STORED ROWS

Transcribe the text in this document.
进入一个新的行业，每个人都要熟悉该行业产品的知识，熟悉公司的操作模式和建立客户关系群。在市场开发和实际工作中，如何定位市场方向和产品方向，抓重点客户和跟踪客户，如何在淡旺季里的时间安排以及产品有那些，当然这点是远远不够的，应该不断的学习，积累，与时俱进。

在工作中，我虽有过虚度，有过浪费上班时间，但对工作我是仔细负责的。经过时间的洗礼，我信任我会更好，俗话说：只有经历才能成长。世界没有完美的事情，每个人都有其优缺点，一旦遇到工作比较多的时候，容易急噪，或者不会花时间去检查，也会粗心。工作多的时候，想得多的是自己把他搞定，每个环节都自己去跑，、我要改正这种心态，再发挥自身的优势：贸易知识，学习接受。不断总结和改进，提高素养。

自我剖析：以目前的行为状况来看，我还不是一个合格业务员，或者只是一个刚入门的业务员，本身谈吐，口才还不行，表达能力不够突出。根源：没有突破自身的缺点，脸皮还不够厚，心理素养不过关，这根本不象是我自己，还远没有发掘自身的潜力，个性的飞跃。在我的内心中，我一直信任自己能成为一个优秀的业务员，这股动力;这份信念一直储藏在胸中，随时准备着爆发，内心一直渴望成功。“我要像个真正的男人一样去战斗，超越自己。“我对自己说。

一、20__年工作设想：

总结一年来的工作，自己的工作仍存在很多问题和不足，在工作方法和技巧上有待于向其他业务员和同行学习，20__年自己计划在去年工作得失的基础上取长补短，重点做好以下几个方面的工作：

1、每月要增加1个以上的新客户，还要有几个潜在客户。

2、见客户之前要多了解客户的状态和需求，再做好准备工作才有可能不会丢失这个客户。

SET PROBLEM
Reproduce the data in full, exactly as presented.

THE RESULT
Transcribe the text in this document.
进入一个新的行业，每个人都要熟悉该行业产品的知识，熟悉公司的操作模式和建立客户关系群。在市场开发和实际工作中，如何定位市场方向和产品方向，抓重点客户和跟踪客户，如何在淡旺季里的时间安排以及产品有那些，当然这点是远远不够的，应该不断的学习，积累，与时俱进。

在工作中，我虽有过虚度，有过浪费上班时间，但对工作我是仔细负责的。经过时间的洗礼，我信任我会更好，俗话说：只有经历才能成长。世界没有完美的事情，每个人都有其优缺点，一旦遇到工作比较多的时候，容易急噪，或者不会花时间去检查，也会粗心。工作多的时候，想得多的是自己把他搞定，每个环节都自己去跑，、我要改正这种心态，再发挥自身的优势：贸易知识，学习接受。不断总结和改进，提高素养。

自我剖析：以目前的行为状况来看，我还不是一个合格业务员，或者只是一个刚入门的业务员，本身谈吐，口才还不行，表达能力不够突出。根源：没有突破自身的缺点，脸皮还不够厚，心理素养不过关，这根本不象是我自己，还远没有发掘自身的潜力，个性的飞跃。在我的内心中，我一直信任自己能成为一个优秀的业务员，这股动力;这份信念一直储藏在胸中，随时准备着爆发，内心一直渴望成功。“我要像个真正的男人一样去战斗，超越自己。“我对自己说。

一、20__年工作设想：

总结一年来的工作，自己的工作仍存在很多问题和不足，在工作方法和技巧上有待于向其他业务员和同行学习，20__年自己计划在去年工作得失的基础上取长补短，重点做好以下几个方面的工作：

1、每月要增加1个以上的新客户，还要有几个潜在客户。

2、见客户之前要多了解客户的状态和需求，再做好准备工作才有可能不会丢失这个客户。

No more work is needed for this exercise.